Instructions to follow ::
Tell how many lines contain the word "this". Reply with the number only.

** start Given entries **

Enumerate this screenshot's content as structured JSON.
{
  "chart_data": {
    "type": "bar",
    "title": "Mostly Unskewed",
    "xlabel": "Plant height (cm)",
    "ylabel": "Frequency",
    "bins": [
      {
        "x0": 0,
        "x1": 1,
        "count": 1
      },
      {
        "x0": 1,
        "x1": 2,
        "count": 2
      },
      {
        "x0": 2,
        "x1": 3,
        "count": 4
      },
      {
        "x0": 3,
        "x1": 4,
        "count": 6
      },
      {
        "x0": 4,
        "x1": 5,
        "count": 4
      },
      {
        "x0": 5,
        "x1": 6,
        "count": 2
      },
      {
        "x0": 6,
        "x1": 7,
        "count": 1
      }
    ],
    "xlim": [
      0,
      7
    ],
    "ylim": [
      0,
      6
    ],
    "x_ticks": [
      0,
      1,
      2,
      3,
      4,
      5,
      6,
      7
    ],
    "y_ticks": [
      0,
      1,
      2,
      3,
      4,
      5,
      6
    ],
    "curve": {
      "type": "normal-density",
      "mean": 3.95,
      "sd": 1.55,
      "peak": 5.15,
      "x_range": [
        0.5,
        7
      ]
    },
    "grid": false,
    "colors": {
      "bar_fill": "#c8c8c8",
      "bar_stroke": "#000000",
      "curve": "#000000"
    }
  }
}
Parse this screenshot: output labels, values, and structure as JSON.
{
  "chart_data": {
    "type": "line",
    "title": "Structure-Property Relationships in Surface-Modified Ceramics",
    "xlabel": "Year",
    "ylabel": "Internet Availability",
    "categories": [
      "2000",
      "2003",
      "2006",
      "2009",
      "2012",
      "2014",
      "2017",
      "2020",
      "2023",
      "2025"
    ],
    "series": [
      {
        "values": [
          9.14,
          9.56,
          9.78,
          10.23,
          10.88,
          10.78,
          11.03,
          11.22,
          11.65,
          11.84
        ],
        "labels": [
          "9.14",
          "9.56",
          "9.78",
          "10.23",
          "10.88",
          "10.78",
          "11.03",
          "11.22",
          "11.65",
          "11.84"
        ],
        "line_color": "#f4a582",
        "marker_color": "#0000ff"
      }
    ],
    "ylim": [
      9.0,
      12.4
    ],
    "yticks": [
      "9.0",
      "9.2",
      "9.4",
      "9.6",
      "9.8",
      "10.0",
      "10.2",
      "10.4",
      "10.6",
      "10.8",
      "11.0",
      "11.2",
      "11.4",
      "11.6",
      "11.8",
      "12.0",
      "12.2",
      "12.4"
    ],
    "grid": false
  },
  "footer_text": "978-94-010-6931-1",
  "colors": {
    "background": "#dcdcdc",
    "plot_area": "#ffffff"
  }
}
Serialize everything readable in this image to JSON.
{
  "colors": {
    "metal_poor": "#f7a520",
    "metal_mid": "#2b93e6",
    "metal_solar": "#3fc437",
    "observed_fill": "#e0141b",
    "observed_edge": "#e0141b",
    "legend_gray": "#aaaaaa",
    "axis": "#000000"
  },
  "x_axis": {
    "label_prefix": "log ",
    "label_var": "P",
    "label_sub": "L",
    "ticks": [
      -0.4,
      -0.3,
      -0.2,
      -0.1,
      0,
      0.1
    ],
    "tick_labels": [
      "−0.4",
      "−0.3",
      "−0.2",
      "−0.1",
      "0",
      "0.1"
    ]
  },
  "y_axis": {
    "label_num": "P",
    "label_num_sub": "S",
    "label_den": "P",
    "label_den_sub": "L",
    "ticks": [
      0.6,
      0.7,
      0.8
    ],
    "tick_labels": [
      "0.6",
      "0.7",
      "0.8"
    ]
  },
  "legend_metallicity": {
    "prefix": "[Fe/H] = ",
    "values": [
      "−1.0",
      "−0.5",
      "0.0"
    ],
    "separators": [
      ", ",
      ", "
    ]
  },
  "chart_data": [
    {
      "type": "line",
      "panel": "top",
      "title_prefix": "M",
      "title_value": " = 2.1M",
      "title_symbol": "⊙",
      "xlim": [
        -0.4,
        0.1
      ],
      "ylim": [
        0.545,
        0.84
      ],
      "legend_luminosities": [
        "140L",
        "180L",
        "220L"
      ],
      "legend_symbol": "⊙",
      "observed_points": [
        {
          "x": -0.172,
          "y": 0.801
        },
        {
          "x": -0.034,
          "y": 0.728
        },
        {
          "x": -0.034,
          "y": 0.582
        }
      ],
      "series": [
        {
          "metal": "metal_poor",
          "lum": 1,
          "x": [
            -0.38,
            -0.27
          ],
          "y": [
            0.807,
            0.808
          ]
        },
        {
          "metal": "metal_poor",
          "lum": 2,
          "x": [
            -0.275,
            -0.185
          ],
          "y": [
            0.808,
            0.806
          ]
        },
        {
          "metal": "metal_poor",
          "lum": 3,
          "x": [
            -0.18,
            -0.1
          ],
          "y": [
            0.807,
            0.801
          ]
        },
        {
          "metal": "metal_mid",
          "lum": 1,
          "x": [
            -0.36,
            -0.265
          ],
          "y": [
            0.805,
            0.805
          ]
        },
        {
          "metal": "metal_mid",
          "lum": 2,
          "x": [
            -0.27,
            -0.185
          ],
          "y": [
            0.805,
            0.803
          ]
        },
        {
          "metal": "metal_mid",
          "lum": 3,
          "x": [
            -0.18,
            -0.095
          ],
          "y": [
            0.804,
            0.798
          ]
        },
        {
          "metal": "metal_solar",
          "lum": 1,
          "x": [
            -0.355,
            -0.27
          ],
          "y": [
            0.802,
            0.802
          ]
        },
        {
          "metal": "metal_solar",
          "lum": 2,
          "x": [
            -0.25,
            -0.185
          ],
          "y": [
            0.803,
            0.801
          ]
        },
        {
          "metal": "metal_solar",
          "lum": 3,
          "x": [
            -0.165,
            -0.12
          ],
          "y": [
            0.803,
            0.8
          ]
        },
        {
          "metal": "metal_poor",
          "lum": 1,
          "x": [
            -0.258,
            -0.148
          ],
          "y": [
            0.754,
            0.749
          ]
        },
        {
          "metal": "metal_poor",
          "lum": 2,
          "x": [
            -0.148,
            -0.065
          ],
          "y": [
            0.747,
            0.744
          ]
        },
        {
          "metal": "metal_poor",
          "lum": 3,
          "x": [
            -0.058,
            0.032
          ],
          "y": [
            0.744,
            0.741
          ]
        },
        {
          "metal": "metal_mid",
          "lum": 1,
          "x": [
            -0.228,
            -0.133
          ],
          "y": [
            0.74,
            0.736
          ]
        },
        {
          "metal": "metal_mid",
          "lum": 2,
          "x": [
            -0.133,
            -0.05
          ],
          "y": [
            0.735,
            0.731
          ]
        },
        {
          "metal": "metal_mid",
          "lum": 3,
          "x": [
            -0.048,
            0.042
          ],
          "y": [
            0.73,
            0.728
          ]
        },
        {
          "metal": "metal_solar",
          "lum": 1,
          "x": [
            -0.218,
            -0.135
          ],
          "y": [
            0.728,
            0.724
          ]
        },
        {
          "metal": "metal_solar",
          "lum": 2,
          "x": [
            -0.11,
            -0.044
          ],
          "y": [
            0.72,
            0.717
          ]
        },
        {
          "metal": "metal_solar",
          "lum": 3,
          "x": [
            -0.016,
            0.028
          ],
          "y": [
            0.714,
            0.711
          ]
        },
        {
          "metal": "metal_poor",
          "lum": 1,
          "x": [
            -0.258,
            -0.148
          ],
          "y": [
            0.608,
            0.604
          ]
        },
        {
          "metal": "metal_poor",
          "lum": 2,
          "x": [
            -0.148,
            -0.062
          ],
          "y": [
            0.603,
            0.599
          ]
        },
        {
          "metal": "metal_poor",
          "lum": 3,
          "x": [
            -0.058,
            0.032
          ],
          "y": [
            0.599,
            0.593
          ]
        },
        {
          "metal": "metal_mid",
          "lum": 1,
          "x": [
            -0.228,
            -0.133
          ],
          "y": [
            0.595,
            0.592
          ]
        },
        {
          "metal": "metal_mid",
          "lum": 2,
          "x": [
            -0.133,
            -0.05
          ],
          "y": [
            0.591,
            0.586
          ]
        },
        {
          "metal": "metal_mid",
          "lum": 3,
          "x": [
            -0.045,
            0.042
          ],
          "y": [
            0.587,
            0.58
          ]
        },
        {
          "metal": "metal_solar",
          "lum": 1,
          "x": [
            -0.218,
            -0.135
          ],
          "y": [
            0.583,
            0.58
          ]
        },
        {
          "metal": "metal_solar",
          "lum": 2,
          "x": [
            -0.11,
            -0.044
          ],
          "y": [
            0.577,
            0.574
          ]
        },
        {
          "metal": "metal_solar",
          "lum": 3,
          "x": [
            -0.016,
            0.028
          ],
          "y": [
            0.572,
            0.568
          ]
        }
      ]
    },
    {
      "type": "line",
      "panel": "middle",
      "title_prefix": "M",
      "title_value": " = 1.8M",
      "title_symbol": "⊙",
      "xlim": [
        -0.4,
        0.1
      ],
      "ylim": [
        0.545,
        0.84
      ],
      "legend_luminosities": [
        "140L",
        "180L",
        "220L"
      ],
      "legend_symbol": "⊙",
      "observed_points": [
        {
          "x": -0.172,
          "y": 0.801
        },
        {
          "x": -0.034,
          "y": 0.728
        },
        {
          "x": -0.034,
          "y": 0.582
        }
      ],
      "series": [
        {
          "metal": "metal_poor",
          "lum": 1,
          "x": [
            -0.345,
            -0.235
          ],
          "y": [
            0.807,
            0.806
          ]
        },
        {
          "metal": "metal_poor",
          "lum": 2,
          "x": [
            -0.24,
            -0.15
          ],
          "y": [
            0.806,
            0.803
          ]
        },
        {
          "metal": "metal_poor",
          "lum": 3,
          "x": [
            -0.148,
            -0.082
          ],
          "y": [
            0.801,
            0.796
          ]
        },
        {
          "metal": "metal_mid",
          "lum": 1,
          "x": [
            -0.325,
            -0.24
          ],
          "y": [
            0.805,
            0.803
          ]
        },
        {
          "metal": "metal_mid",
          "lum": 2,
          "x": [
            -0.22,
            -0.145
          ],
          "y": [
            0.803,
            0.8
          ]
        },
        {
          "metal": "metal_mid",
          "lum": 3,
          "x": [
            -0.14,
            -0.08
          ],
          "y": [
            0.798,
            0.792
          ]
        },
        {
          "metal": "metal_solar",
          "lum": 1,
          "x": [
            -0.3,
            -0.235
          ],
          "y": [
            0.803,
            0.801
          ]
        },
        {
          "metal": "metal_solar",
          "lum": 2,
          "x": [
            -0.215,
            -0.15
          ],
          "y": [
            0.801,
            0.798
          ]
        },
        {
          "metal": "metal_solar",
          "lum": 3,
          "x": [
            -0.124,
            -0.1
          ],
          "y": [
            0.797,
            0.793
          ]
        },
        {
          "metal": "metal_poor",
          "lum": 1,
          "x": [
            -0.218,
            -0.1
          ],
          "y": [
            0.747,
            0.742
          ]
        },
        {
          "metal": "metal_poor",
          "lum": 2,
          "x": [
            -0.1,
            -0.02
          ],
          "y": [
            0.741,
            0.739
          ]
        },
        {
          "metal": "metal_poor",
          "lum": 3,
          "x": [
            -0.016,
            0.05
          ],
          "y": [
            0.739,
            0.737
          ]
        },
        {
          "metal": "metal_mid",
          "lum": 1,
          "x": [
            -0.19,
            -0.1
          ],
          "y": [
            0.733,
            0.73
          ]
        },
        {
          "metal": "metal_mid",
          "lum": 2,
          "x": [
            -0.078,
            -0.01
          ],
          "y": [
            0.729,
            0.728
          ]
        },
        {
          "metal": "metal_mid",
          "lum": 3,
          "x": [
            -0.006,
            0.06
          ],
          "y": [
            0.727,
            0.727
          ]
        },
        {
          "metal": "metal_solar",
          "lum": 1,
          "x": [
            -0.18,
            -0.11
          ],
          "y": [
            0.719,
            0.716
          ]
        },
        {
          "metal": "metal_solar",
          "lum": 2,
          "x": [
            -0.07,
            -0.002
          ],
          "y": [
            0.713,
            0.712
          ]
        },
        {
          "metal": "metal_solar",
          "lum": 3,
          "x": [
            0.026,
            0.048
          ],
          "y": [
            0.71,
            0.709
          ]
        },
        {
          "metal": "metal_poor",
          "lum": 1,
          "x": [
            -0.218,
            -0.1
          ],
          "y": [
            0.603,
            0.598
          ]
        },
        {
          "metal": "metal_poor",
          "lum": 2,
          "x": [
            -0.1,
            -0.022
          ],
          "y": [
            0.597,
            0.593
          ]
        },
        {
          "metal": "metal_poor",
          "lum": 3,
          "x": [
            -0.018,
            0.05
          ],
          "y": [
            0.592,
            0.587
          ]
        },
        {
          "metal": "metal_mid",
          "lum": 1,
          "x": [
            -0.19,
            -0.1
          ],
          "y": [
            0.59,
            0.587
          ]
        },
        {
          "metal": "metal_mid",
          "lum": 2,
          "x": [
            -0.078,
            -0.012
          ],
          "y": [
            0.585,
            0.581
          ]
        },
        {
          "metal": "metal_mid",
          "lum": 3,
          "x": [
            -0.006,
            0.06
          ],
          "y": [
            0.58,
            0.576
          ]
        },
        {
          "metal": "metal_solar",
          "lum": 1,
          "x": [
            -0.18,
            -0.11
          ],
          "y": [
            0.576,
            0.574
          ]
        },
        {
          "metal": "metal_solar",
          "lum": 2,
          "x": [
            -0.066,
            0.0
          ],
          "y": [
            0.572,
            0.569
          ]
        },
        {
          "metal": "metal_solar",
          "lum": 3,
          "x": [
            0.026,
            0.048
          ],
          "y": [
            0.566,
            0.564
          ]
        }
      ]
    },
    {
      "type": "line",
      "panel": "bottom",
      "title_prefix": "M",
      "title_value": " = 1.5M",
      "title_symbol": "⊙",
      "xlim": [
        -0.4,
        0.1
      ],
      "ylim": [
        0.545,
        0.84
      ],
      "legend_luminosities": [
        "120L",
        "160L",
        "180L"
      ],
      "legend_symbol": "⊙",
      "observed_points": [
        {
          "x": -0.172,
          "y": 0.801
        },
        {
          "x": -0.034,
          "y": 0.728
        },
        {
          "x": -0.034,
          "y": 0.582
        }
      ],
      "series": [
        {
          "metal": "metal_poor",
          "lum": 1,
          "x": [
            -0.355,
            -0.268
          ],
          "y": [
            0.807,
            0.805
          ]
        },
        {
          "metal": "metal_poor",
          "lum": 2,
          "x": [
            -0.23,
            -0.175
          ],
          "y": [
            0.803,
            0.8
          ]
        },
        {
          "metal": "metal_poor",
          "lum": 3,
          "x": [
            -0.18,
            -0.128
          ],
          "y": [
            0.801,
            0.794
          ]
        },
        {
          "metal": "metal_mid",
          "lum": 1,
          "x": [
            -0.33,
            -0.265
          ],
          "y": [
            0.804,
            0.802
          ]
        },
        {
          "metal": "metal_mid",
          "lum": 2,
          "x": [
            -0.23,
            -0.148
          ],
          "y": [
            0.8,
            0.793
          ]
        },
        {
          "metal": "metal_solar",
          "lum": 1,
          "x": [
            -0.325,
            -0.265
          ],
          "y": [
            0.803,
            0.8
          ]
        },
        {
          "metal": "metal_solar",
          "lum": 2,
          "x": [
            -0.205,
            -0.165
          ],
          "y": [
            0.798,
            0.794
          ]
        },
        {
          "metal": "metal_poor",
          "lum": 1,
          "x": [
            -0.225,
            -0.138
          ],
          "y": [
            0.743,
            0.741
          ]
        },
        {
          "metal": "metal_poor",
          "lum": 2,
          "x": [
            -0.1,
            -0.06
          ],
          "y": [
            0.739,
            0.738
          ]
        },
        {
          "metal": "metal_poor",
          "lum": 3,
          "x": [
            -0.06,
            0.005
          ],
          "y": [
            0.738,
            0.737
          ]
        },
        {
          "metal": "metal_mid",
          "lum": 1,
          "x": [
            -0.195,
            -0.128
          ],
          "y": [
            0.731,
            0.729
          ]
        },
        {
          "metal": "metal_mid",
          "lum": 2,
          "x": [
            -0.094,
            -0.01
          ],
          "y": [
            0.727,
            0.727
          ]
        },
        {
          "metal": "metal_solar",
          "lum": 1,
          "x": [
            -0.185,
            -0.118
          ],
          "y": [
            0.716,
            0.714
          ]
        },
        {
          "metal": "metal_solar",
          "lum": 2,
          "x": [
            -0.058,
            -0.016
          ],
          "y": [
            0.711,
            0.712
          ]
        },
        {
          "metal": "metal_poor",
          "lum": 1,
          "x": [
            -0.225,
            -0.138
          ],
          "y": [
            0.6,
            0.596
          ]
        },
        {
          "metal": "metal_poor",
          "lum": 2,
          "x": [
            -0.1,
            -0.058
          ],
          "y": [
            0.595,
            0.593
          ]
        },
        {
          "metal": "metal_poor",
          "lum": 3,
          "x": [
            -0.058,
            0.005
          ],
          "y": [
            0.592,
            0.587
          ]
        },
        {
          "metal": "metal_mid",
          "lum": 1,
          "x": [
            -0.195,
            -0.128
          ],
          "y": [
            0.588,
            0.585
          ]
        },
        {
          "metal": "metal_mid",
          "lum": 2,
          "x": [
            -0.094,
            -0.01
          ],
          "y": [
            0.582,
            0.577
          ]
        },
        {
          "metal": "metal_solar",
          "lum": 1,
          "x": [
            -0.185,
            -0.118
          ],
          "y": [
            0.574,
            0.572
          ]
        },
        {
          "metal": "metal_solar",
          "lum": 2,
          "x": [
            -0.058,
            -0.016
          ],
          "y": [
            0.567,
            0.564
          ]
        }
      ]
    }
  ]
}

** end Given entries **

Result of the exercise ::
3